● **Input material**:
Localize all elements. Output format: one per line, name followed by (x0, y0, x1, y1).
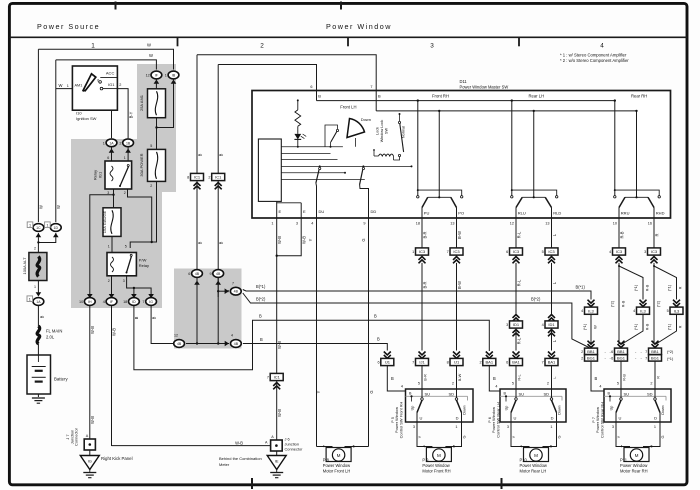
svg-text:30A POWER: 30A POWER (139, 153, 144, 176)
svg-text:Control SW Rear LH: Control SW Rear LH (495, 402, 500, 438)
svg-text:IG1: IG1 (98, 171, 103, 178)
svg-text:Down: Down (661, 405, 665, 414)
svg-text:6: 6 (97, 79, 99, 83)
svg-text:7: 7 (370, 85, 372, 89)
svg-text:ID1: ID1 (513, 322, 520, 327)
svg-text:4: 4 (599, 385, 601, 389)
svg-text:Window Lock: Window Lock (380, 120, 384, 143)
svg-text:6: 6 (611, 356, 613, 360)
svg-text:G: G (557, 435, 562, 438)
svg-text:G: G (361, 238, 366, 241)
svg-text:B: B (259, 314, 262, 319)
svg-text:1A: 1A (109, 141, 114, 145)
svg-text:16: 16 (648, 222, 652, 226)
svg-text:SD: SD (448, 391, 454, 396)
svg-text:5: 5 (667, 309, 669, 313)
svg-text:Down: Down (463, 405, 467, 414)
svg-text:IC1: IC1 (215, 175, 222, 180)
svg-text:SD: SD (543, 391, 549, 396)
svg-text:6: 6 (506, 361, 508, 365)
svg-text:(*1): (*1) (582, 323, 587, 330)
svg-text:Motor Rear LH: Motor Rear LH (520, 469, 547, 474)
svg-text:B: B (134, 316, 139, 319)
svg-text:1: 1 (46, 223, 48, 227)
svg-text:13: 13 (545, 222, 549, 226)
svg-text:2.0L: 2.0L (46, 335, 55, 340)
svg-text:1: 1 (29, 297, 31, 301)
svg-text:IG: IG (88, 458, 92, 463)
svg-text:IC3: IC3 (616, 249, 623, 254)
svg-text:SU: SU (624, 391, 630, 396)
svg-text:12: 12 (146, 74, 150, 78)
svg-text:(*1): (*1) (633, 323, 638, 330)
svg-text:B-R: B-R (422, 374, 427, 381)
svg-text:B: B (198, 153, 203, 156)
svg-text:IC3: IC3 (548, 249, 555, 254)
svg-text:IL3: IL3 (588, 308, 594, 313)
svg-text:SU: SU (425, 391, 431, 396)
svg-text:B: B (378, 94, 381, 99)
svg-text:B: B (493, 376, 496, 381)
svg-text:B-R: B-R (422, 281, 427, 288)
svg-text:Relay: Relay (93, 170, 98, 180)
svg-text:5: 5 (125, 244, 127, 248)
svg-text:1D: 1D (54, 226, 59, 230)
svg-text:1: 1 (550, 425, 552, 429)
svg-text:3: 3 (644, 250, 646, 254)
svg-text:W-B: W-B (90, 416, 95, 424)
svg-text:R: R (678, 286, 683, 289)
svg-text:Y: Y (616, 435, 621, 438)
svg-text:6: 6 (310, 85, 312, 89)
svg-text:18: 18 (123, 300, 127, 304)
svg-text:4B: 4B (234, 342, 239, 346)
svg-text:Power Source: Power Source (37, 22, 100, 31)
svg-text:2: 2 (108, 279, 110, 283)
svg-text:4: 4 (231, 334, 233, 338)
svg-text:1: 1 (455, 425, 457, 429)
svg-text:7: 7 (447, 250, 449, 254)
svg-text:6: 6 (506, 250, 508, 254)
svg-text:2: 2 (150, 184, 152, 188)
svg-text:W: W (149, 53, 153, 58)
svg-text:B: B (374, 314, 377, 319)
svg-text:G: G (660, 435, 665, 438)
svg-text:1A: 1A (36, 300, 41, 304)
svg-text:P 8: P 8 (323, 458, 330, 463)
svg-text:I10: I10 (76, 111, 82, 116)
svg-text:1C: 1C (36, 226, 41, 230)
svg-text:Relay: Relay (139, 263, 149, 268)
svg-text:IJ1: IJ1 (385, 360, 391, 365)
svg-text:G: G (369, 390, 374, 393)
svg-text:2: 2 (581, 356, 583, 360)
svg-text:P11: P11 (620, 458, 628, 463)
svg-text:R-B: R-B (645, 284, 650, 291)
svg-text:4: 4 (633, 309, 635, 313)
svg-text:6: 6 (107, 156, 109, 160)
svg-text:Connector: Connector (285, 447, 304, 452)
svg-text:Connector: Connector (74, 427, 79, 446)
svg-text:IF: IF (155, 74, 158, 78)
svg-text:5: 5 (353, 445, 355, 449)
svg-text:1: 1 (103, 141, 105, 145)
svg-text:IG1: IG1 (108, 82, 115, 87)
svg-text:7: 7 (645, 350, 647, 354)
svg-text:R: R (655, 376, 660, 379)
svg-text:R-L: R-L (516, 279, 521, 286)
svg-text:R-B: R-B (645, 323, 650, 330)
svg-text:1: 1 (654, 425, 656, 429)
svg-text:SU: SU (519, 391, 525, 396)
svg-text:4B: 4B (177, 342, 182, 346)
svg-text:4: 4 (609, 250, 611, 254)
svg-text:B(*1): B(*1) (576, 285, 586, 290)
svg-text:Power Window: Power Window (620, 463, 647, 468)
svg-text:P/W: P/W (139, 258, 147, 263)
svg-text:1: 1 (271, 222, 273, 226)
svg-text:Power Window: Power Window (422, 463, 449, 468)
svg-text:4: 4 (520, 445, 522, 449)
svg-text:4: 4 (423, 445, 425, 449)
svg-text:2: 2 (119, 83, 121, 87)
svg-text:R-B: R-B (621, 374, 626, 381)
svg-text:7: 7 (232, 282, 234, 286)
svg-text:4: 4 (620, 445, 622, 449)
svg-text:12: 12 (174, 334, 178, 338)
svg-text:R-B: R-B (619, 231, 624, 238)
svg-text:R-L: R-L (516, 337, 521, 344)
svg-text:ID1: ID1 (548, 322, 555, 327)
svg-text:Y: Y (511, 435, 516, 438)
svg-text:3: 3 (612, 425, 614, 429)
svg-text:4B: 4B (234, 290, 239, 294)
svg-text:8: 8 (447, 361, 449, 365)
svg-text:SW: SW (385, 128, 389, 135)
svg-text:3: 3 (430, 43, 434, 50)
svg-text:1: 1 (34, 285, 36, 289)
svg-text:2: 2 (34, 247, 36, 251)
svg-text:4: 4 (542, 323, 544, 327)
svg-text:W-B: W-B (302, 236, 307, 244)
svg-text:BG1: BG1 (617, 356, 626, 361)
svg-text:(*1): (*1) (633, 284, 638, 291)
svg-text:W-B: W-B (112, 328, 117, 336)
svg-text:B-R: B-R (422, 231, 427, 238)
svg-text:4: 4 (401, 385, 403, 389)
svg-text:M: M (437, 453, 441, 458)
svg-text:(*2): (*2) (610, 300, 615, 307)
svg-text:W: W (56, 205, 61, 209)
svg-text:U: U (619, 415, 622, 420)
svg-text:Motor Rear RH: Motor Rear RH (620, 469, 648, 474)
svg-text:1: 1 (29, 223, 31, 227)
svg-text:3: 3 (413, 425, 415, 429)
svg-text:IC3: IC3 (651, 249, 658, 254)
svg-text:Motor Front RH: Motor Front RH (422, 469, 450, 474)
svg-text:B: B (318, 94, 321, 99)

● **Written task**: Write the listing as a numbered list, from the line with "svg-text:30A POWER: 30A" to the line with "svg-text:7: 7 (370, 85, 372, 89)", leaving out blank lines.

● **The completed task**:
1. svg-text:30A POWER: 30A POWER (139, 153, 144, 176)
2. svg-text:Control SW Rear LH: Control SW Rear LH (495, 402, 500, 438)
3. svg-text:IG1: IG1 (98, 171, 103, 178)
4. svg-text:Down: Down (661, 405, 665, 414)
5. svg-text:6: 6 (97, 79, 99, 83)
6. svg-text:7: 7 (370, 85, 372, 89)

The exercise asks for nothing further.